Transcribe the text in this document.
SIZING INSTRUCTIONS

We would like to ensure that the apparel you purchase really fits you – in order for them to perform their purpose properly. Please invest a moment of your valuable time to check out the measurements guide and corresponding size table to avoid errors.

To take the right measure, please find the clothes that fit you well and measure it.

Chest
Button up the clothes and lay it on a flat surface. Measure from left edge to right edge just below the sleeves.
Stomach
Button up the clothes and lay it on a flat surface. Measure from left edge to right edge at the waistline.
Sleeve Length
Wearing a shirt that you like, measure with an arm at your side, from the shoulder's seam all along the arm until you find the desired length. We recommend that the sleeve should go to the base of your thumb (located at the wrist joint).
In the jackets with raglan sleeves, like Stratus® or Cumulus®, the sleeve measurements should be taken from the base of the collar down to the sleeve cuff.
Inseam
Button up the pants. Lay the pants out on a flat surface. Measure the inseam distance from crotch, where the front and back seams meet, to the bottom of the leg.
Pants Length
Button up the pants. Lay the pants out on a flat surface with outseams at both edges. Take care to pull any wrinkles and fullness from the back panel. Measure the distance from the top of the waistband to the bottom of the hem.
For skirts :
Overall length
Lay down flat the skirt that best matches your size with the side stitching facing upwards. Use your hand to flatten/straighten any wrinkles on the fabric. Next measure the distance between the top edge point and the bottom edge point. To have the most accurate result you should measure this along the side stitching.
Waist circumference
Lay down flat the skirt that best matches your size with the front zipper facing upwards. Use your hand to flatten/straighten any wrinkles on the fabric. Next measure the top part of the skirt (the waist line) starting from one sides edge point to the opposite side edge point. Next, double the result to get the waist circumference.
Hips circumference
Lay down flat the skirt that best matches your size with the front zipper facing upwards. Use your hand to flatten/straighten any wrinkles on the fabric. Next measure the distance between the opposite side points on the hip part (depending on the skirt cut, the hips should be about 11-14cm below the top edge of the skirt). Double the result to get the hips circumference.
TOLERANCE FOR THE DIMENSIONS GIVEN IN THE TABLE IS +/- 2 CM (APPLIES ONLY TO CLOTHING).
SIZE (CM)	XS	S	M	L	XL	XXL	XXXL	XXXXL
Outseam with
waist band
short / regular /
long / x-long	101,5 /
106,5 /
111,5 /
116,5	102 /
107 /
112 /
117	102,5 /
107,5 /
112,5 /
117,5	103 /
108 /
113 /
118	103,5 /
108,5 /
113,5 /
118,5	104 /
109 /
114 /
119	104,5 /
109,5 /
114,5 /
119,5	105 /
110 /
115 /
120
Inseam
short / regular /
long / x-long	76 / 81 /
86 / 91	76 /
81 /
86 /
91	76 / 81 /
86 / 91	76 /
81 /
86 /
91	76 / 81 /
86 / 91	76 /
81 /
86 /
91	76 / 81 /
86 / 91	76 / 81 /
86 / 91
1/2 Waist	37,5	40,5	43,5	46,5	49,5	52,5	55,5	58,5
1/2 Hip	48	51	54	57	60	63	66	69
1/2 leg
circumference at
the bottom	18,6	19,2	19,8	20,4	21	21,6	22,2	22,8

* Goal
Using the data above, return each line exactly as written.

* Completed exercise
Transcribe the text in this document.
SIZING INSTRUCTIONS

We would like to ensure that the apparel you purchase really fits you – in order for them to perform their purpose properly. Please invest a moment of your valuable time to check out the measurements guide and corresponding size table to avoid errors.

To take the right measure, please find the clothes that fit you well and measure it.

Chest
Button up the clothes and lay it on a flat surface. Measure from left edge to right edge just below the sleeves.
Stomach
Button up the clothes and lay it on a flat surface. Measure from left edge to right edge at the waistline.
Sleeve Length
Wearing a shirt that you like, measure with an arm at your side, from the shoulder's seam all along the arm until you find the desired length. We recommend that the sleeve should go to the base of your thumb (located at the wrist joint).
In the jackets with raglan sleeves, like Stratus® or Cumulus®, the sleeve measurements should be taken from the base of the collar down to the sleeve cuff.
Inseam
Button up the pants. Lay the pants out on a flat surface. Measure the inseam distance from crotch, where the front and back seams meet, to the bottom of the leg.
Pants Length
Button up the pants. Lay the pants out on a flat surface with outseams at both edges. Take care to pull any wrinkles and fullness from the back panel. Measure the distance from the top of the waistband to the bottom of the hem.
For skirts :
Overall length
Lay down flat the skirt that best matches your size with the side stitching facing upwards. Use your hand to flatten/straighten any wrinkles on the fabric. Next measure the distance between the top edge point and the bottom edge point. To have the most accurate result you should measure this along the side stitching.
Waist circumference
Lay down flat the skirt that best matches your size with the front zipper facing upwards. Use your hand to flatten/straighten any wrinkles on the fabric. Next measure the top part of the skirt (the waist line) starting from one sides edge point to the opposite side edge point. Next, double the result to get the waist circumference.
Hips circumference
Lay down flat the skirt that best matches your size with the front zipper facing upwards. Use your hand to flatten/straighten any wrinkles on the fabric. Next measure the distance between the opposite side points on the hip part (depending on the skirt cut, the hips should be about 11-14cm below the top edge of the skirt). Double the result to get the hips circumference.
TOLERANCE FOR THE DIMENSIONS GIVEN IN THE TABLE IS +/- 2 CM (APPLIES ONLY TO CLOTHING).
SIZE (CM)	XS	S	M	L	XL	XXL	XXXL	XXXXL
Outseam with
waist band
short / regular /
long / x-long	101,5 /
106,5 /
111,5 /
116,5	102 /
107 /
112 /
117	102,5 /
107,5 /
112,5 /
117,5	103 /
108 /
113 /
118	103,5 /
108,5 /
113,5 /
118,5	104 /
109 /
114 /
119	104,5 /
109,5 /
114,5 /
119,5	105 /
110 /
115 /
120
Inseam
short / regular /
long / x-long	76 / 81 /
86 / 91	76 /
81 /
86 /
91	76 / 81 /
86 / 91	76 /
81 /
86 /
91	76 / 81 /
86 / 91	76 /
81 /
86 /
91	76 / 81 /
86 / 91	76 / 81 /
86 / 91
1/2 Waist	37,5	40,5	43,5	46,5	49,5	52,5	55,5	58,5
1/2 Hip	48	51	54	57	60	63	66	69
1/2 leg
circumference at
the bottom	18,6	19,2	19,8	20,4	21	21,6	22,2	22,8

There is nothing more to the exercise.